* _Provided material_

----------------------------------------

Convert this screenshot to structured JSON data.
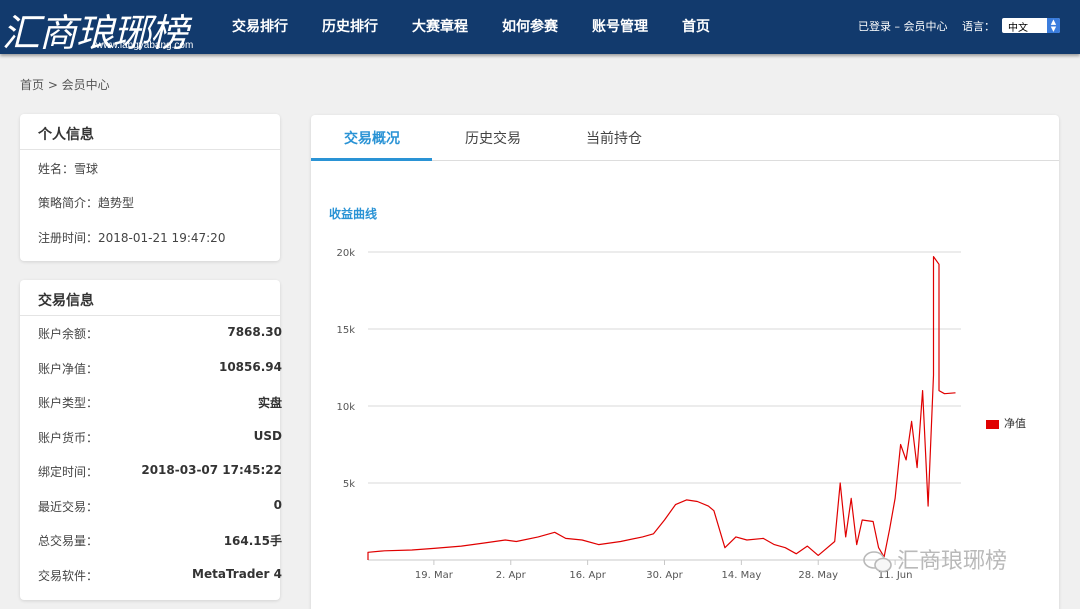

----------------------------------------

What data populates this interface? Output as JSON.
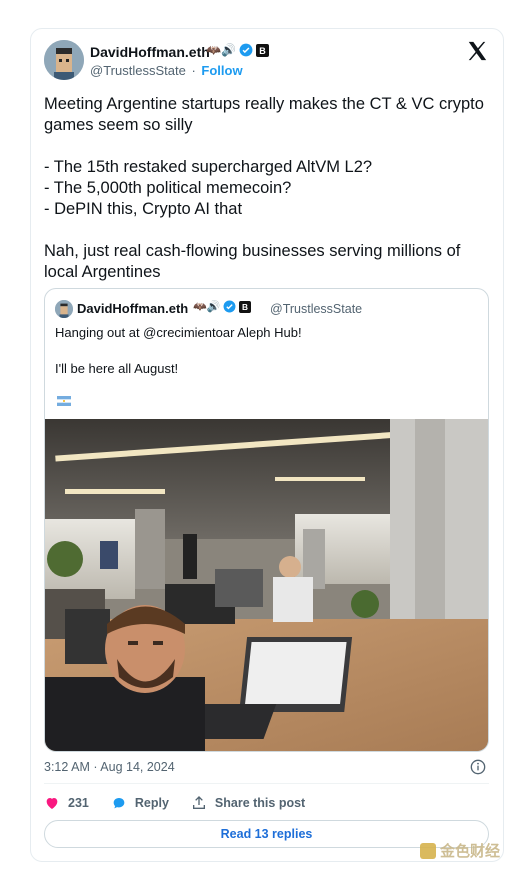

----------------------------------------

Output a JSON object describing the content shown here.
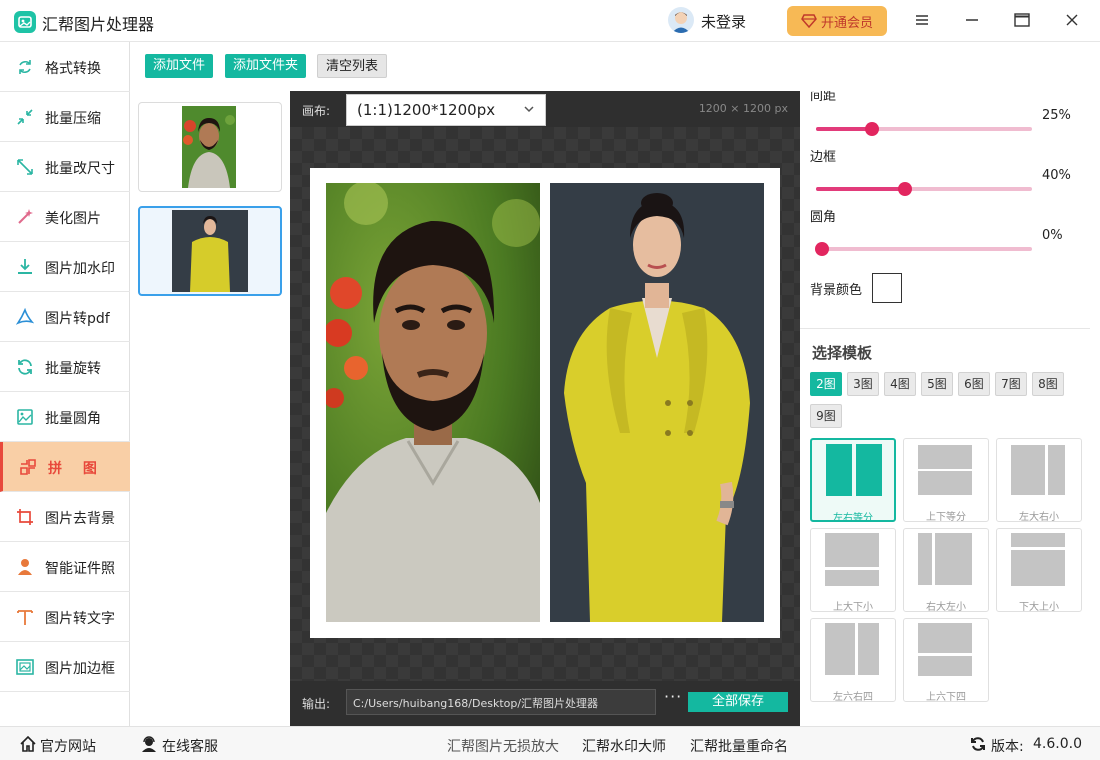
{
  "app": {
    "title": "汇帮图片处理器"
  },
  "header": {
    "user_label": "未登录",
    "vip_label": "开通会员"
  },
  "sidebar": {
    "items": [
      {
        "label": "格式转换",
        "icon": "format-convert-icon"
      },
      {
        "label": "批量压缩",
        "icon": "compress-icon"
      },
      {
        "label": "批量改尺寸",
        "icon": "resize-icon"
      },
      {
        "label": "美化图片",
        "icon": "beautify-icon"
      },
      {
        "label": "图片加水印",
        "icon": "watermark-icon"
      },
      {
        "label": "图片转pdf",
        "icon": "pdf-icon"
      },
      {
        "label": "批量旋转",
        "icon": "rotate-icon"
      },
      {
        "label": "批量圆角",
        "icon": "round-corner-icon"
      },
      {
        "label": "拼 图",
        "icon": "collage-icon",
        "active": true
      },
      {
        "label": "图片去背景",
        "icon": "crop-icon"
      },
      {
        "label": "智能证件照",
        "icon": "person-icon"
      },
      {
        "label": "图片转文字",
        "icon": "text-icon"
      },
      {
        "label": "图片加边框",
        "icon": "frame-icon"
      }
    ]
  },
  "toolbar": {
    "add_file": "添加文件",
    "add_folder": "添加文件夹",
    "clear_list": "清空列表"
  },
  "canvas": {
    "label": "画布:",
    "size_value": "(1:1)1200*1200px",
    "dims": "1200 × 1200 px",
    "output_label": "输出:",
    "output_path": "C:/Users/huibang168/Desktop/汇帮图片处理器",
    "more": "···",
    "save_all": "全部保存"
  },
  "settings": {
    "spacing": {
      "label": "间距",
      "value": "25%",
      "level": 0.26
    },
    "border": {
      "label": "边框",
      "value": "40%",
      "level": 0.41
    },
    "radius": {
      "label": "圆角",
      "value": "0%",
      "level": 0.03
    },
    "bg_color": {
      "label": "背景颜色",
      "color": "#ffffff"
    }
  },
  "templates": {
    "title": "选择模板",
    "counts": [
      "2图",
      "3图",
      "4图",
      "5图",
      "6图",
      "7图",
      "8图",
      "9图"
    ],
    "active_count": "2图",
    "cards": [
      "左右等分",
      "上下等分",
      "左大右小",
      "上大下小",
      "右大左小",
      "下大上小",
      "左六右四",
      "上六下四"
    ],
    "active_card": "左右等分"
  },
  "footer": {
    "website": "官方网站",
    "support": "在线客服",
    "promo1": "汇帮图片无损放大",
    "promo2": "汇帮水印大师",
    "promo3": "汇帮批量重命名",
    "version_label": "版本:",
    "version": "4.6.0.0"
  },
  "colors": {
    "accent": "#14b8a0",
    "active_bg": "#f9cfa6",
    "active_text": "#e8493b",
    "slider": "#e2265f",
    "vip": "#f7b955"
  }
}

----------------------------------------

* _Given problem_
Identify and copy the lines holding the word "data".

* _Correct response_
Convert this screenshot to structured JSON data.
What data populates this interface? Output as JSON.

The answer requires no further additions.